━━━ Material to process
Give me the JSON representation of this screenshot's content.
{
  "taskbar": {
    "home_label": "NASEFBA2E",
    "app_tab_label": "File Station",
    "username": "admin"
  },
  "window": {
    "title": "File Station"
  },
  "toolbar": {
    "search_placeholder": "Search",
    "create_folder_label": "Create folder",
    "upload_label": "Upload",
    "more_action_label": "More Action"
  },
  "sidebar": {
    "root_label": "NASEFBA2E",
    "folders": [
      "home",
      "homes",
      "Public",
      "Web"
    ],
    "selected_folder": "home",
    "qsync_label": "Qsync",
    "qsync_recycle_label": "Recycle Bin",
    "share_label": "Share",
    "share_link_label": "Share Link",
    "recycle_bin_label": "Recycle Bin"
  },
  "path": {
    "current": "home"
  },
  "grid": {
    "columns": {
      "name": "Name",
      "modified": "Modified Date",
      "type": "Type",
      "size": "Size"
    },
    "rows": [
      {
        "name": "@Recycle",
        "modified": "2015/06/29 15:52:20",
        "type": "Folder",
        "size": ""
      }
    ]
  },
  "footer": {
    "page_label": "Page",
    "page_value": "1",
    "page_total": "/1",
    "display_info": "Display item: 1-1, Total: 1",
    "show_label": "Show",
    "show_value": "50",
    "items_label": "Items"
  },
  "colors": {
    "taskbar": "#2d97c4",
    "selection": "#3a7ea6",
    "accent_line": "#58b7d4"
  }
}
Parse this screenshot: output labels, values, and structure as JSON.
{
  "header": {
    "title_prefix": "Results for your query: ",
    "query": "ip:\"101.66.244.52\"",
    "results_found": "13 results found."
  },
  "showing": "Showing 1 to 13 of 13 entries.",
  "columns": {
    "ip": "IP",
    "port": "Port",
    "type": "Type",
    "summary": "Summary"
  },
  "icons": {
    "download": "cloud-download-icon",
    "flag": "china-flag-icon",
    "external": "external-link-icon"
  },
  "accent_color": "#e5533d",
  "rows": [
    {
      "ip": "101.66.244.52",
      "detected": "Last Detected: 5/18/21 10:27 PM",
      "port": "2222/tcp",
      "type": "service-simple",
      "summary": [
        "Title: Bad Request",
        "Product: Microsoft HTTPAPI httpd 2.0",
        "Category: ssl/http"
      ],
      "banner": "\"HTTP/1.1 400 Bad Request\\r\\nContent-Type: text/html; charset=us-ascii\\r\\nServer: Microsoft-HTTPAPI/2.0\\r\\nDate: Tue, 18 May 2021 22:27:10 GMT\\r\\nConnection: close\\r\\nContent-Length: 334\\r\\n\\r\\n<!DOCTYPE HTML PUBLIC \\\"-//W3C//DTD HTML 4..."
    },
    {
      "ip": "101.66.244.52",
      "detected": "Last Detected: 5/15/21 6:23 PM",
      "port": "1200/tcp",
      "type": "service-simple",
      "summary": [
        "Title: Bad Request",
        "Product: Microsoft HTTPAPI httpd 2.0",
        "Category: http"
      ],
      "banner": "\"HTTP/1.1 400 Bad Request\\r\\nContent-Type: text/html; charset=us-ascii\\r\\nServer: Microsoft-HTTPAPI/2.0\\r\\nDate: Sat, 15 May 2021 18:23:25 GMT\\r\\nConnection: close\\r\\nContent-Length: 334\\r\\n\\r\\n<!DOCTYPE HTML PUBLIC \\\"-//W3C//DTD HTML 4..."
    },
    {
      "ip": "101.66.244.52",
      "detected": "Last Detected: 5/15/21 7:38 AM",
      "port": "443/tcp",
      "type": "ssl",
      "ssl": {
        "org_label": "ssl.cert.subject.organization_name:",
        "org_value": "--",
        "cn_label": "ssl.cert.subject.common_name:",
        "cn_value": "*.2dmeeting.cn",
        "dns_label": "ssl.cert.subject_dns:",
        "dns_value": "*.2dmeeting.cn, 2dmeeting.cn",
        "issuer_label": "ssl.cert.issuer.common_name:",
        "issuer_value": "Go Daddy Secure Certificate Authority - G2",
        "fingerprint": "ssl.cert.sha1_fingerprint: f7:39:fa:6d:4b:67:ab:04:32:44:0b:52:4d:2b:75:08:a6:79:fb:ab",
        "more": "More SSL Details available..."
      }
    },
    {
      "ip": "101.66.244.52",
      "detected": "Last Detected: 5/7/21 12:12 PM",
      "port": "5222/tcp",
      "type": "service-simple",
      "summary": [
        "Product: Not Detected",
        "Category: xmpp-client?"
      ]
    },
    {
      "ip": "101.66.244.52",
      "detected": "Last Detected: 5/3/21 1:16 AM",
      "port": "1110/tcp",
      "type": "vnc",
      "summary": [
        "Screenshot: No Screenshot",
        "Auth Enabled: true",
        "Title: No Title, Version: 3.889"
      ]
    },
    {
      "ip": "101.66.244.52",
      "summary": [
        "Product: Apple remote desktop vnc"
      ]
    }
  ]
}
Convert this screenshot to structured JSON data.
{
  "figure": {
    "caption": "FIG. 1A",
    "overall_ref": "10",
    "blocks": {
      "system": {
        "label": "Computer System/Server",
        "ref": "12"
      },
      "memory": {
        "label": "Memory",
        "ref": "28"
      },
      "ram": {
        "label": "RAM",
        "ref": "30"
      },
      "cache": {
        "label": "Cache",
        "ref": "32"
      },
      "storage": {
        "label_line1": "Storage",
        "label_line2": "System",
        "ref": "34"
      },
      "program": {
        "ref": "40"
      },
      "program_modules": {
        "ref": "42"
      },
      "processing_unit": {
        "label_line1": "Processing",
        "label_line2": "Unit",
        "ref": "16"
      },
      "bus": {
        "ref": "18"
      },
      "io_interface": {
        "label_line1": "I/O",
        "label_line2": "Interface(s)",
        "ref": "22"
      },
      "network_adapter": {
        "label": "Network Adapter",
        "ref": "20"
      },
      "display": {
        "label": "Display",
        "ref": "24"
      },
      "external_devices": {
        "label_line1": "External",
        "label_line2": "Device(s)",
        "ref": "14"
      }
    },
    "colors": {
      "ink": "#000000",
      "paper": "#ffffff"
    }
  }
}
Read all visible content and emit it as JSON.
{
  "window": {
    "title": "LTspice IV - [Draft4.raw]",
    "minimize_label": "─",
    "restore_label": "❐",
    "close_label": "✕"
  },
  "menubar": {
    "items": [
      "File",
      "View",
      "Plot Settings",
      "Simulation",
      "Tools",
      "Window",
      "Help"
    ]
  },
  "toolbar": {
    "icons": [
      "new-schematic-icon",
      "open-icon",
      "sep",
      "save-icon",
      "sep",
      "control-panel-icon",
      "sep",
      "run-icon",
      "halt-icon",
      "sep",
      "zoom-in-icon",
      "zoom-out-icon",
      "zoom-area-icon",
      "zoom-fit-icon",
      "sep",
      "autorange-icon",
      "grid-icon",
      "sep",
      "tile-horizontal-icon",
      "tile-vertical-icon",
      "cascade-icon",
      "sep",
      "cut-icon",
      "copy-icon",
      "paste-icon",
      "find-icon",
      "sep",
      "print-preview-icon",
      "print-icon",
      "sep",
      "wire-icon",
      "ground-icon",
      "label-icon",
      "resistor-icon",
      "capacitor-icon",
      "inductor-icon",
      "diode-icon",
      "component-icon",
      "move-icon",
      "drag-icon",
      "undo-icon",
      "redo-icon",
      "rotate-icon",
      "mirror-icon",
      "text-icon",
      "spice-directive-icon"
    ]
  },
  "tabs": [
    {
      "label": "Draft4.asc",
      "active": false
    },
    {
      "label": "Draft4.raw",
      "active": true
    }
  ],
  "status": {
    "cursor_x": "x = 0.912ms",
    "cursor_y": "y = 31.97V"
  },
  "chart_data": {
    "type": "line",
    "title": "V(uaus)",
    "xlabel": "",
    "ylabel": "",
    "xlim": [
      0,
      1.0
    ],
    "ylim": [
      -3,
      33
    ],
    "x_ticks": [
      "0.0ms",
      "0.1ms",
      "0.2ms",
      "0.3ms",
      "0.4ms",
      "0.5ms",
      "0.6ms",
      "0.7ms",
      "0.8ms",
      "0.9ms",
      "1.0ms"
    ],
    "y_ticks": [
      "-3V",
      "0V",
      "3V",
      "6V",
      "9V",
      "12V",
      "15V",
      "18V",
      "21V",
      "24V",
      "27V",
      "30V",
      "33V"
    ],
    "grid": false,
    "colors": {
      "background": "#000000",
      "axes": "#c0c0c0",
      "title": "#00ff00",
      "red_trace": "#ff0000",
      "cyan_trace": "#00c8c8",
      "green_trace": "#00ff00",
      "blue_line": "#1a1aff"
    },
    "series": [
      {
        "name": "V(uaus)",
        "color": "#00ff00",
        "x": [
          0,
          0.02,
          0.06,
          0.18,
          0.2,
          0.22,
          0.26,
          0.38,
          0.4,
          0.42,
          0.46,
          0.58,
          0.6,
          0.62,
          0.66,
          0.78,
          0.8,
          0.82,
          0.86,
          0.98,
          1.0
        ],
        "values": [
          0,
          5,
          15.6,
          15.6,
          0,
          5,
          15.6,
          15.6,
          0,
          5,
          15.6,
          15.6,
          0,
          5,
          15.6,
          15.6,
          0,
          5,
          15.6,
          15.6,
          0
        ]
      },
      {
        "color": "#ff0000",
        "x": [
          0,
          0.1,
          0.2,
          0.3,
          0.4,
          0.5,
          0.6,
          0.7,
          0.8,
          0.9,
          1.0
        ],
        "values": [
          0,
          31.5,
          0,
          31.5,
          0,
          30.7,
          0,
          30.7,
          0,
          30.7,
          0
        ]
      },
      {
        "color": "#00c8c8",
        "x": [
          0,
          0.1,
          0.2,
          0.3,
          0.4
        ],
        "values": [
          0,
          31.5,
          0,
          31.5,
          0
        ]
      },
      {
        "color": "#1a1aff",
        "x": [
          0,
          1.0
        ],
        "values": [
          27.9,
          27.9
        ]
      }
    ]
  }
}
━━━━━━
◆ Objective ◆
Isolate the lines above that contain the word "query" and copy them.

◆ Reply to the exercise ◆
    "title_prefix": "Results for your query: ",
    "query": "ip:\"101.66.244.52\"",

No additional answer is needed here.